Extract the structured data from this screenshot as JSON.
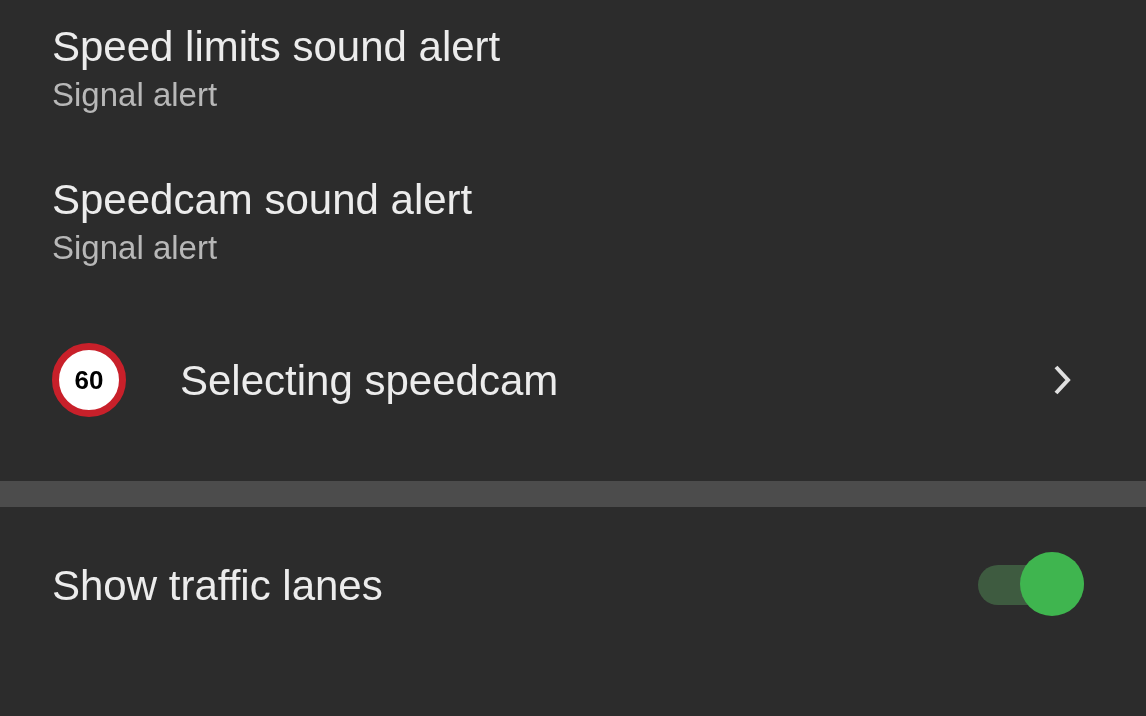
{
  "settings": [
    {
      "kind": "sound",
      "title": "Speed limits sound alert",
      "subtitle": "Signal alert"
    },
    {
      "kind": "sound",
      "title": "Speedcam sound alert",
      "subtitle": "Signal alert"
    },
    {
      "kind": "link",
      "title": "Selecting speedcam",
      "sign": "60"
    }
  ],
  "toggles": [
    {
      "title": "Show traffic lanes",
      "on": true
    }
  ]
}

## EXERCISE
Restate every record exactly, please; do not copy the pictures.

## RESULT
Extract the structured data from this screenshot as JSON.
{
  "settings": [
    {
      "kind": "sound",
      "title": "Speed limits sound alert",
      "subtitle": "Signal alert"
    },
    {
      "kind": "sound",
      "title": "Speedcam sound alert",
      "subtitle": "Signal alert"
    },
    {
      "kind": "link",
      "title": "Selecting speedcam",
      "sign": "60"
    }
  ],
  "toggles": [
    {
      "title": "Show traffic lanes",
      "on": true
    }
  ]
}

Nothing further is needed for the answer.